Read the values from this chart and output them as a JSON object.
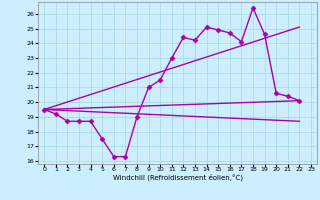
{
  "title": "",
  "xlabel": "Windchill (Refroidissement éolien,°C)",
  "background_color": "#cceeff",
  "grid_color": "#aadddd",
  "line_color": "#aa00aa",
  "xlim": [
    -0.5,
    23.5
  ],
  "ylim": [
    15.8,
    26.8
  ],
  "yticks": [
    16,
    17,
    18,
    19,
    20,
    21,
    22,
    23,
    24,
    25,
    26
  ],
  "xticks": [
    0,
    1,
    2,
    3,
    4,
    5,
    6,
    7,
    8,
    9,
    10,
    11,
    12,
    13,
    14,
    15,
    16,
    17,
    18,
    19,
    20,
    21,
    22,
    23
  ],
  "series": [
    {
      "x": [
        0,
        1,
        2,
        3,
        4,
        5,
        6,
        7,
        8,
        9,
        10,
        11,
        12,
        13,
        14,
        15,
        16,
        17,
        18,
        19,
        20,
        21,
        22
      ],
      "y": [
        19.5,
        19.2,
        18.7,
        18.7,
        18.7,
        17.5,
        16.3,
        16.3,
        19.0,
        21.0,
        21.5,
        23.0,
        24.4,
        24.2,
        25.1,
        24.9,
        24.7,
        24.1,
        26.4,
        24.6,
        20.6,
        20.4,
        20.1
      ],
      "marker": "D",
      "markersize": 2.5,
      "linewidth": 1.0
    },
    {
      "x": [
        0,
        22
      ],
      "y": [
        19.5,
        20.1
      ],
      "marker": null,
      "linewidth": 1.0
    },
    {
      "x": [
        0,
        22
      ],
      "y": [
        19.5,
        25.1
      ],
      "marker": null,
      "linewidth": 1.0
    },
    {
      "x": [
        0,
        22
      ],
      "y": [
        19.5,
        18.7
      ],
      "marker": null,
      "linewidth": 1.0
    }
  ]
}
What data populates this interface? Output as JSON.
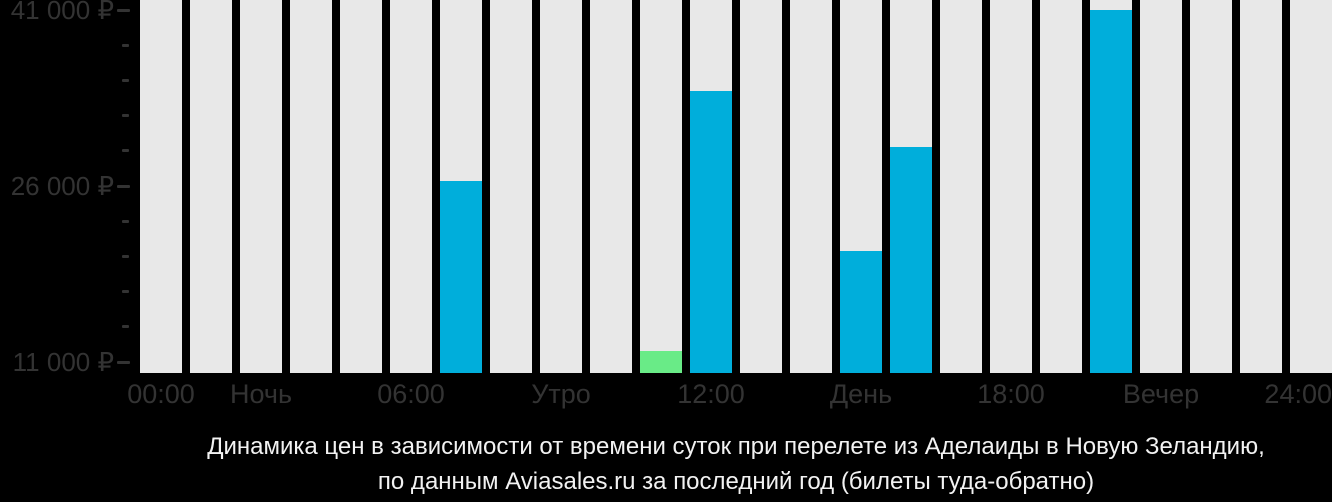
{
  "colors": {
    "background": "#000000",
    "slot_bar": "#e8e8e8",
    "price_bar": "#00aedb",
    "min_price_bar": "#69eb87",
    "axis_text": "#333333",
    "caption_text": "#f2f2f2"
  },
  "caption": {
    "line1": "Динамика цен в зависимости от времени суток при перелете из Аделаиды в Новую Зеландию,",
    "line2": "по данным Aviasales.ru за последний год (билеты туда-обратно)"
  },
  "chart_data": {
    "type": "bar",
    "title": "Динамика цен в зависимости от времени суток при перелете из Аделаиды в Новую Зеландию, по данным Aviasales.ru за последний год (билеты туда-обратно)",
    "currency_symbol": "₽",
    "values_by_hour": [
      null,
      null,
      null,
      null,
      null,
      null,
      26450,
      null,
      null,
      null,
      11900,
      34100,
      null,
      null,
      20500,
      29300,
      null,
      null,
      null,
      41000,
      null,
      null,
      null,
      null
    ],
    "min_price_hour": 10,
    "min_price_value": 11900,
    "yticks": [
      {
        "label": "41 000 ₽",
        "value": 41000
      },
      {
        "label": "26 000 ₽",
        "value": 26000
      },
      {
        "label": "11 000 ₽",
        "value": 11000
      }
    ],
    "ytick_minor_step": 3000,
    "ytick_label_range": [
      11000,
      41000
    ],
    "ylim": [
      10000,
      41900
    ],
    "xticks": [
      {
        "label": "00:00",
        "hour": 0
      },
      {
        "label": "Ночь",
        "hour": 2
      },
      {
        "label": "06:00",
        "hour": 5
      },
      {
        "label": "Утро",
        "hour": 8
      },
      {
        "label": "12:00",
        "hour": 11
      },
      {
        "label": "День",
        "hour": 14
      },
      {
        "label": "18:00",
        "hour": 17
      },
      {
        "label": "Вечер",
        "hour": 20
      },
      {
        "label": "24:00",
        "hour": 23
      }
    ],
    "grid": false,
    "legend": null
  }
}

To be done: Select the lines in this material that hold the word "обратно", leaving none out.

Completed exercise:
    "line2": "по данным Aviasales.ru за последний год (билеты туда-обратно)"
    "title": "Динамика цен в зависимости от времени суток при перелете из Аделаиды в Новую Зеландию, по данным Aviasales.ru за последний год (билеты туда-обратно)",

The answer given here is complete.